Leave out the images; return the rest of the data exactly.
*** Extracted entries
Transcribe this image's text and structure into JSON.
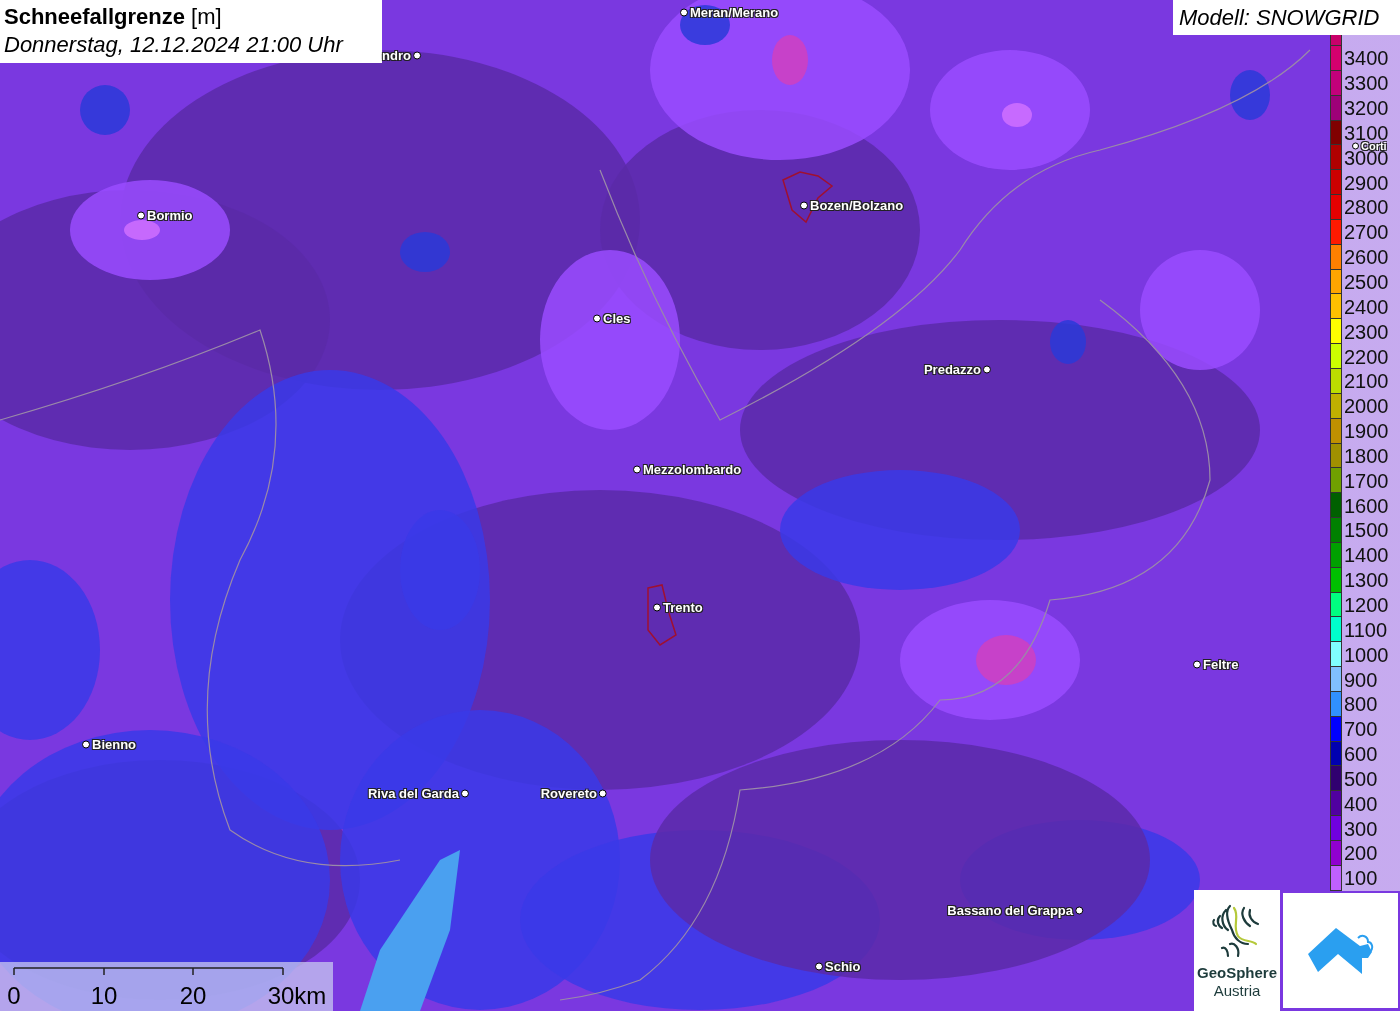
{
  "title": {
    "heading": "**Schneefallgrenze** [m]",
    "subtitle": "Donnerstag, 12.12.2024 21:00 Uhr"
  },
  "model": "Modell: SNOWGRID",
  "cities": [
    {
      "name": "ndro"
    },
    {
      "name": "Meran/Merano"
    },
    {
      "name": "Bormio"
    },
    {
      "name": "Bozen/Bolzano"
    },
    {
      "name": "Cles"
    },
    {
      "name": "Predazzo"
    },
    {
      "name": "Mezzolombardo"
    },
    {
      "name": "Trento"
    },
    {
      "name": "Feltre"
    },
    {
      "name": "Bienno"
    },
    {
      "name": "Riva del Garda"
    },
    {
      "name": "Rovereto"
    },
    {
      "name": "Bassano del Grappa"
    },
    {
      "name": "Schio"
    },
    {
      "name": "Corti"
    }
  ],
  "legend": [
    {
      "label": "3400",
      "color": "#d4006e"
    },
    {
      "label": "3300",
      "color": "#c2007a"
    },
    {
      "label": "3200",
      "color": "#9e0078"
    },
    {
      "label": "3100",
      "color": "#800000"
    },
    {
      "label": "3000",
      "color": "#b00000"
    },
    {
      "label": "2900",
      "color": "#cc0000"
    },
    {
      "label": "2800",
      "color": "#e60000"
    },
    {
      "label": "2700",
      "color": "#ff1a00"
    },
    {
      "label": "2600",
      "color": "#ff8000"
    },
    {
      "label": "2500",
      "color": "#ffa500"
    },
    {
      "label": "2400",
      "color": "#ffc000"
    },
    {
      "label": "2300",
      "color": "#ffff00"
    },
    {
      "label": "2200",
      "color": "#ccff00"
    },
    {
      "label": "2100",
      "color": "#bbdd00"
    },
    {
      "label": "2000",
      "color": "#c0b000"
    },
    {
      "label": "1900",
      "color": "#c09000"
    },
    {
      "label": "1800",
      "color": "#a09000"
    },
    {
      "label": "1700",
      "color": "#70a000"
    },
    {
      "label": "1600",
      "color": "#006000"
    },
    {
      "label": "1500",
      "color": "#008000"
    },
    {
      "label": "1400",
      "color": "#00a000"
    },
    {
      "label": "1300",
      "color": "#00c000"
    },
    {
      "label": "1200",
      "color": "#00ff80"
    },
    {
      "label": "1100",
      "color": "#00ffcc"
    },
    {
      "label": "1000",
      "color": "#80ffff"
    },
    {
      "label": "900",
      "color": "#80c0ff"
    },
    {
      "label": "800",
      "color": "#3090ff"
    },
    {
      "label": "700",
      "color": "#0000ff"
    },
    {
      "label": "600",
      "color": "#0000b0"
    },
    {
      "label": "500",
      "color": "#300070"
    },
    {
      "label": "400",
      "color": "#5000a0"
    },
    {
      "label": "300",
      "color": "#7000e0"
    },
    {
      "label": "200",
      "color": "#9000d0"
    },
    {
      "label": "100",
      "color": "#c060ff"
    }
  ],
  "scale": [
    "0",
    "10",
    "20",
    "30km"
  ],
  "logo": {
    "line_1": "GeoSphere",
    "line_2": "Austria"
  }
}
******
■ The solution:
Transcribe this image's text and structure into JSON.
{
  "title": {
    "heading": "**Schneefallgrenze** [m]",
    "subtitle": "Donnerstag, 12.12.2024 21:00 Uhr"
  },
  "model": "Modell: SNOWGRID",
  "cities": [
    {
      "name": "ndro"
    },
    {
      "name": "Meran/Merano"
    },
    {
      "name": "Bormio"
    },
    {
      "name": "Bozen/Bolzano"
    },
    {
      "name": "Cles"
    },
    {
      "name": "Predazzo"
    },
    {
      "name": "Mezzolombardo"
    },
    {
      "name": "Trento"
    },
    {
      "name": "Feltre"
    },
    {
      "name": "Bienno"
    },
    {
      "name": "Riva del Garda"
    },
    {
      "name": "Rovereto"
    },
    {
      "name": "Bassano del Grappa"
    },
    {
      "name": "Schio"
    },
    {
      "name": "Corti"
    }
  ],
  "legend": [
    {
      "label": "3400",
      "color": "#d4006e"
    },
    {
      "label": "3300",
      "color": "#c2007a"
    },
    {
      "label": "3200",
      "color": "#9e0078"
    },
    {
      "label": "3100",
      "color": "#800000"
    },
    {
      "label": "3000",
      "color": "#b00000"
    },
    {
      "label": "2900",
      "color": "#cc0000"
    },
    {
      "label": "2800",
      "color": "#e60000"
    },
    {
      "label": "2700",
      "color": "#ff1a00"
    },
    {
      "label": "2600",
      "color": "#ff8000"
    },
    {
      "label": "2500",
      "color": "#ffa500"
    },
    {
      "label": "2400",
      "color": "#ffc000"
    },
    {
      "label": "2300",
      "color": "#ffff00"
    },
    {
      "label": "2200",
      "color": "#ccff00"
    },
    {
      "label": "2100",
      "color": "#bbdd00"
    },
    {
      "label": "2000",
      "color": "#c0b000"
    },
    {
      "label": "1900",
      "color": "#c09000"
    },
    {
      "label": "1800",
      "color": "#a09000"
    },
    {
      "label": "1700",
      "color": "#70a000"
    },
    {
      "label": "1600",
      "color": "#006000"
    },
    {
      "label": "1500",
      "color": "#008000"
    },
    {
      "label": "1400",
      "color": "#00a000"
    },
    {
      "label": "1300",
      "color": "#00c000"
    },
    {
      "label": "1200",
      "color": "#00ff80"
    },
    {
      "label": "1100",
      "color": "#00ffcc"
    },
    {
      "label": "1000",
      "color": "#80ffff"
    },
    {
      "label": "900",
      "color": "#80c0ff"
    },
    {
      "label": "800",
      "color": "#3090ff"
    },
    {
      "label": "700",
      "color": "#0000ff"
    },
    {
      "label": "600",
      "color": "#0000b0"
    },
    {
      "label": "500",
      "color": "#300070"
    },
    {
      "label": "400",
      "color": "#5000a0"
    },
    {
      "label": "300",
      "color": "#7000e0"
    },
    {
      "label": "200",
      "color": "#9000d0"
    },
    {
      "label": "100",
      "color": "#c060ff"
    }
  ],
  "scale": [
    "0",
    "10",
    "20",
    "30km"
  ],
  "logo": {
    "line_1": "GeoSphere",
    "line_2": "Austria"
  }
}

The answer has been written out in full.